Extracted records:
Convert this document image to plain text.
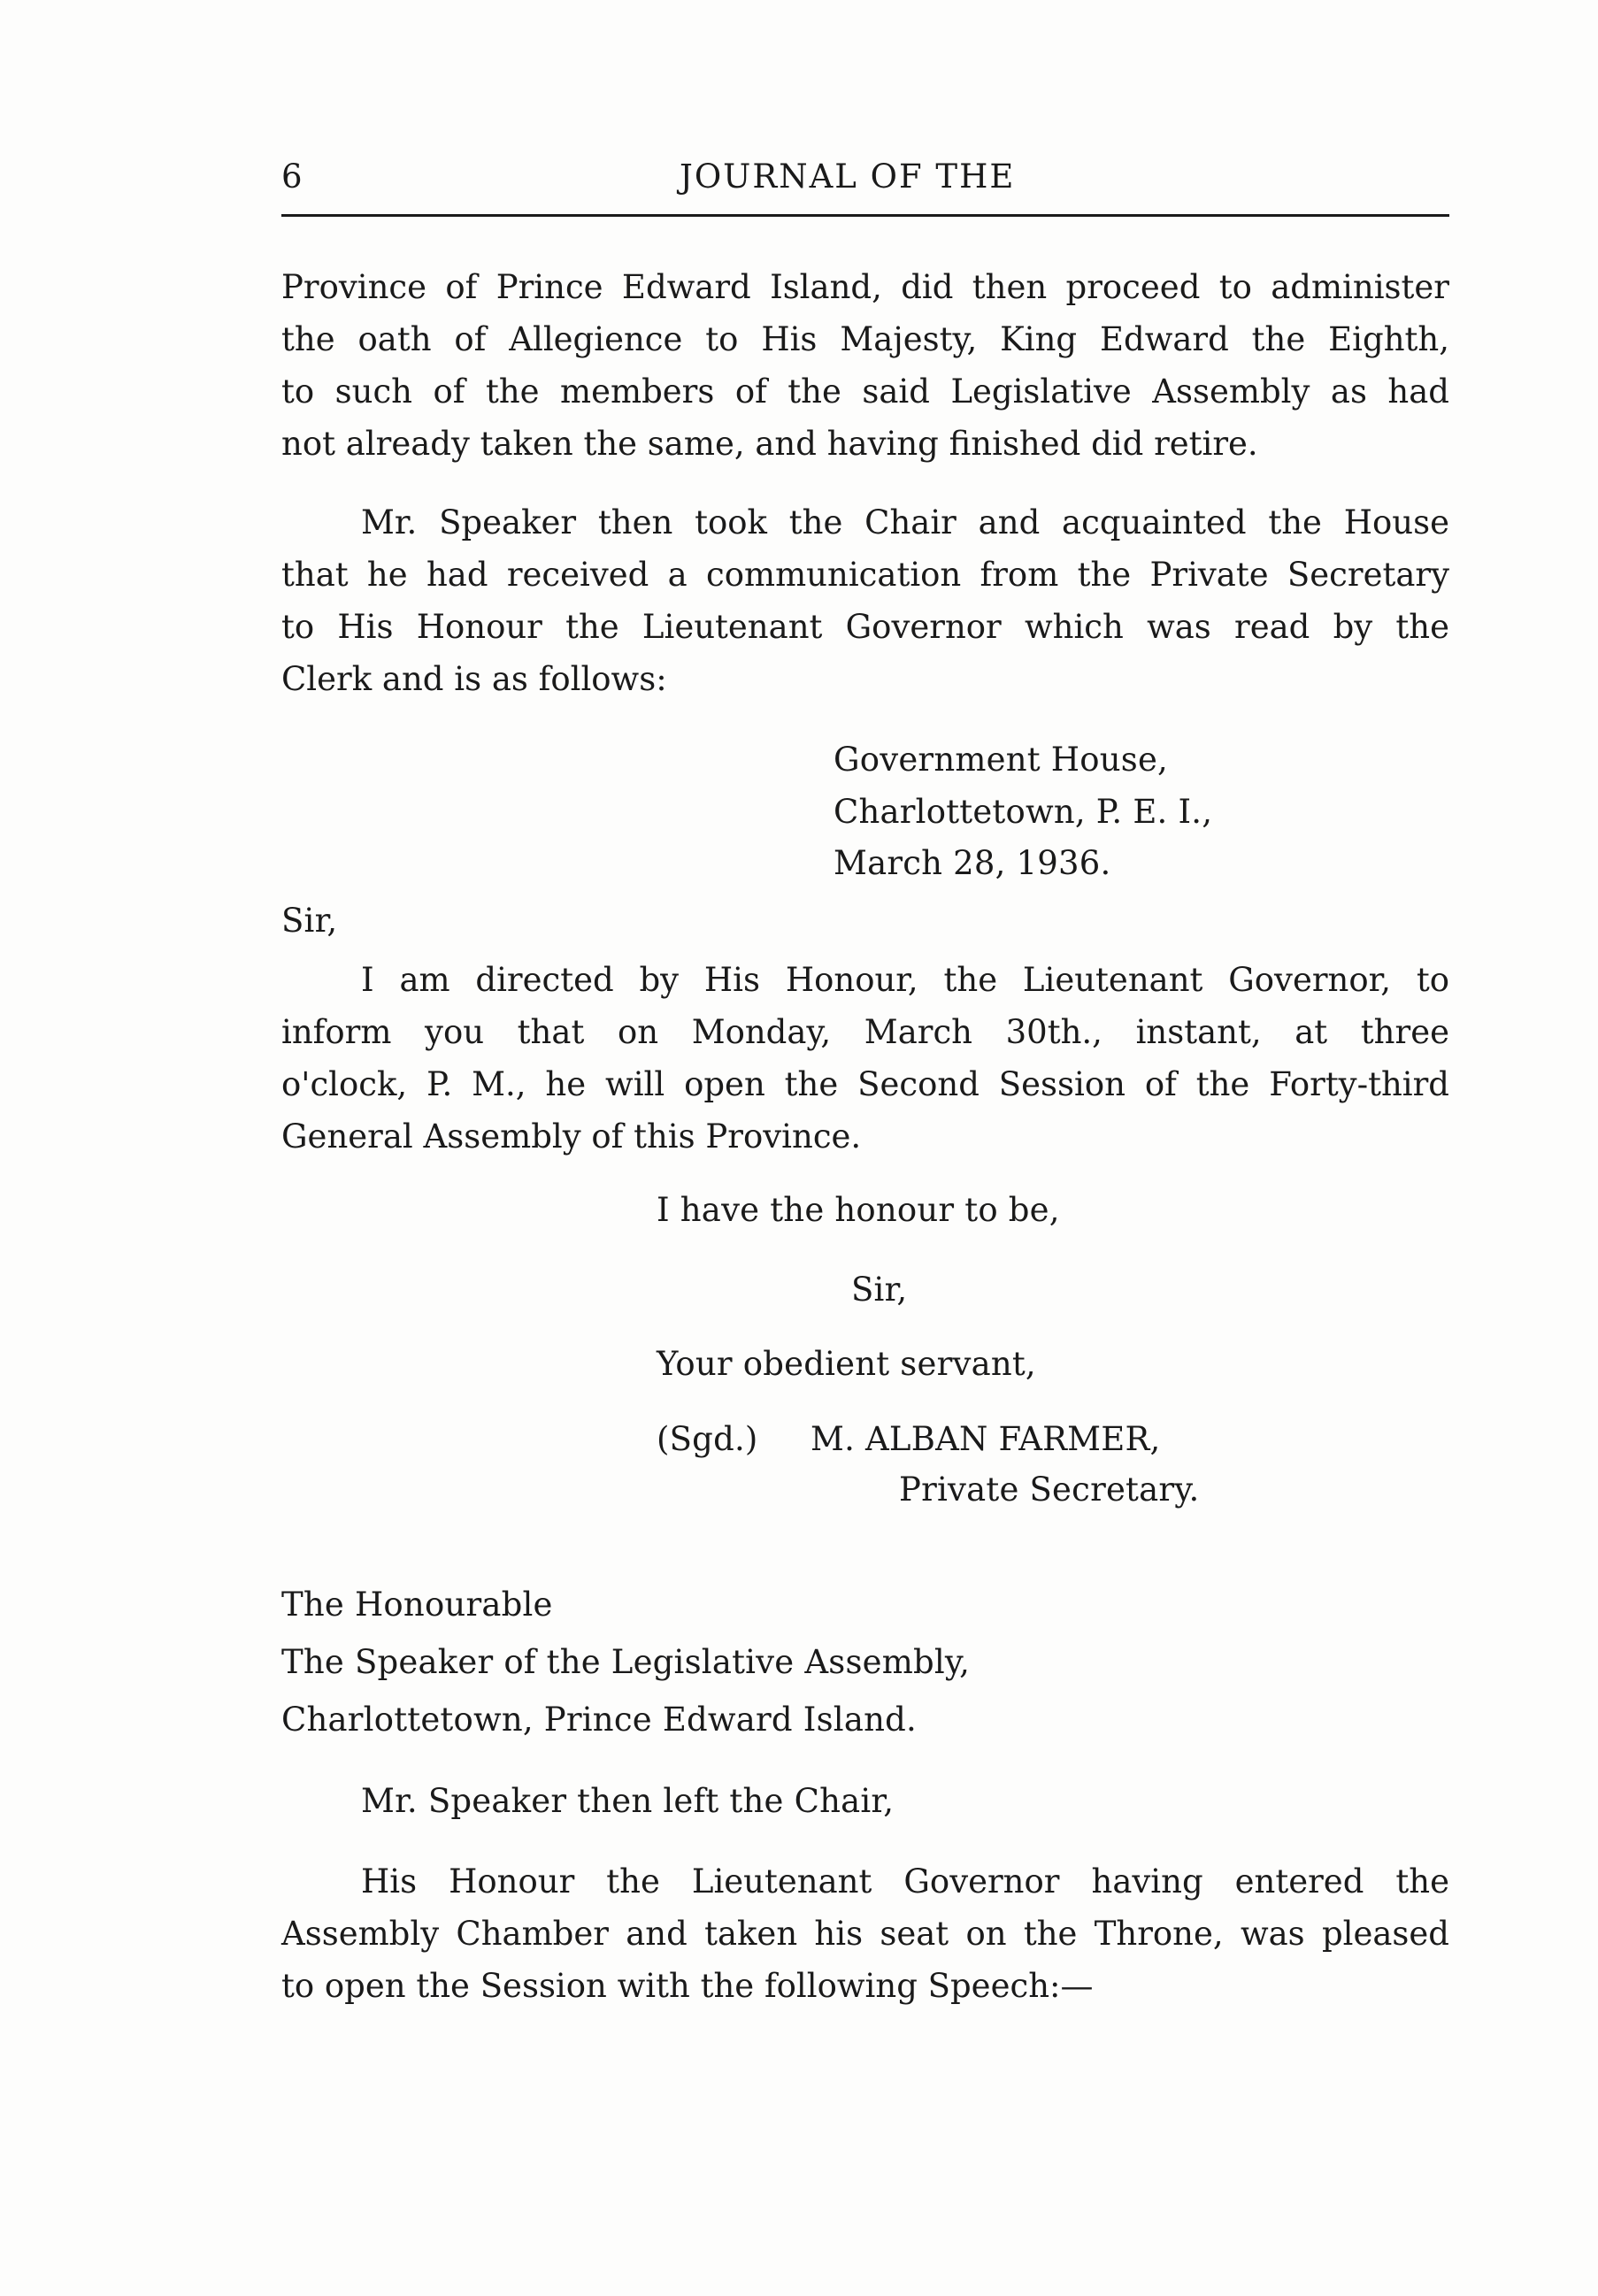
6	JOURNAL OF THE
Province of Prince Edward Island, did then proceed to administer
the oath of Allegience to His Majesty, King Edward the Eighth,
to such of the members of the said Legislative Assembly as had
not already taken the same, and having finished did retire.
Mr. Speaker then took the Chair and acquainted the House
that he had received a communication from the Private Secretary
to His Honour the Lieutenant Governor which was read by the
Clerk and is as follows:
Government House,
Charlottetown, P. E. I.,
March 28, 1936.
Sir,
I am directed by His Honour, the Lieutenant Governor, to
inform you that on Monday, March 30th., instant, at three
o'clock, P. M., he will open the Second Session of the Forty-third
General Assembly of this Province.
I have the honour to be,
Sir,
Your obedient servant,
(Sgd.) M. ALBAN FARMER,
Private Secretary.
The Honourable
The Speaker of the Legislative Assembly,
Charlottetown, Prince Edward Island.
Mr. Speaker then left the Chair,
His Honour the Lieutenant Governor having entered the
Assembly Chamber and taken his seat on the Throne, was pleased
to open the Session with the following Speech:—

- _Exercise directions_: Transcribe all of the entries word for word, but skip any pictures they contain.

- _Complete answer_:
Convert this document image to plain text.
6	JOURNAL OF THE
Province of Prince Edward Island, did then proceed to administer
the oath of Allegience to His Majesty, King Edward the Eighth,
to such of the members of the said Legislative Assembly as had
not already taken the same, and having finished did retire.
Mr. Speaker then took the Chair and acquainted the House
that he had received a communication from the Private Secretary
to His Honour the Lieutenant Governor which was read by the
Clerk and is as follows:
Government House,
Charlottetown, P. E. I.,
March 28, 1936.
Sir,
I am directed by His Honour, the Lieutenant Governor, to
inform you that on Monday, March 30th., instant, at three
o'clock, P. M., he will open the Second Session of the Forty-third
General Assembly of this Province.
I have the honour to be,
Sir,
Your obedient servant,
(Sgd.) M. ALBAN FARMER,
Private Secretary.
The Honourable
The Speaker of the Legislative Assembly,
Charlottetown, Prince Edward Island.
Mr. Speaker then left the Chair,
His Honour the Lieutenant Governor having entered the
Assembly Chamber and taken his seat on the Throne, was pleased
to open the Session with the following Speech:—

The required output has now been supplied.